Short exercise: Express the data below as a JSON list of strings, with one string for each line and any blank lines left out.

(Records from a data collection)
+++

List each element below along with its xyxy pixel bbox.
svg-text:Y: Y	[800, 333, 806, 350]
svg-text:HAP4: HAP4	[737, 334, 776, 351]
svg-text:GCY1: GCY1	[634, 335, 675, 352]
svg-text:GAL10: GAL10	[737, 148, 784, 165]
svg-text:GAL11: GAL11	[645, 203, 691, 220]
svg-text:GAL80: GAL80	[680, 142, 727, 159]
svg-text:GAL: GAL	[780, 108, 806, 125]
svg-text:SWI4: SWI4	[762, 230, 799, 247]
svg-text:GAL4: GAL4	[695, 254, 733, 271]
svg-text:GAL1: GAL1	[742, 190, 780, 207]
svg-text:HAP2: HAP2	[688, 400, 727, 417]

+++

Finished answer:
[
  "List each element below along with its xyxy pixel bbox.",
  "svg-text:Y: Y\t[800, 333, 806, 350]",
  "svg-text:HAP4: HAP4\t[737, 334, 776, 351]",
  "svg-text:GCY1: GCY1\t[634, 335, 675, 352]",
  "svg-text:GAL10: GAL10\t[737, 148, 784, 165]",
  "svg-text:GAL11: GAL11\t[645, 203, 691, 220]",
  "svg-text:GAL80: GAL80\t[680, 142, 727, 159]",
  "svg-text:GAL: GAL\t[780, 108, 806, 125]",
  "svg-text:SWI4: SWI4\t[762, 230, 799, 247]",
  "svg-text:GAL4: GAL4\t[695, 254, 733, 271]",
  "svg-text:GAL1: GAL1\t[742, 190, 780, 207]",
  "svg-text:HAP2: HAP2\t[688, 400, 727, 417]"
]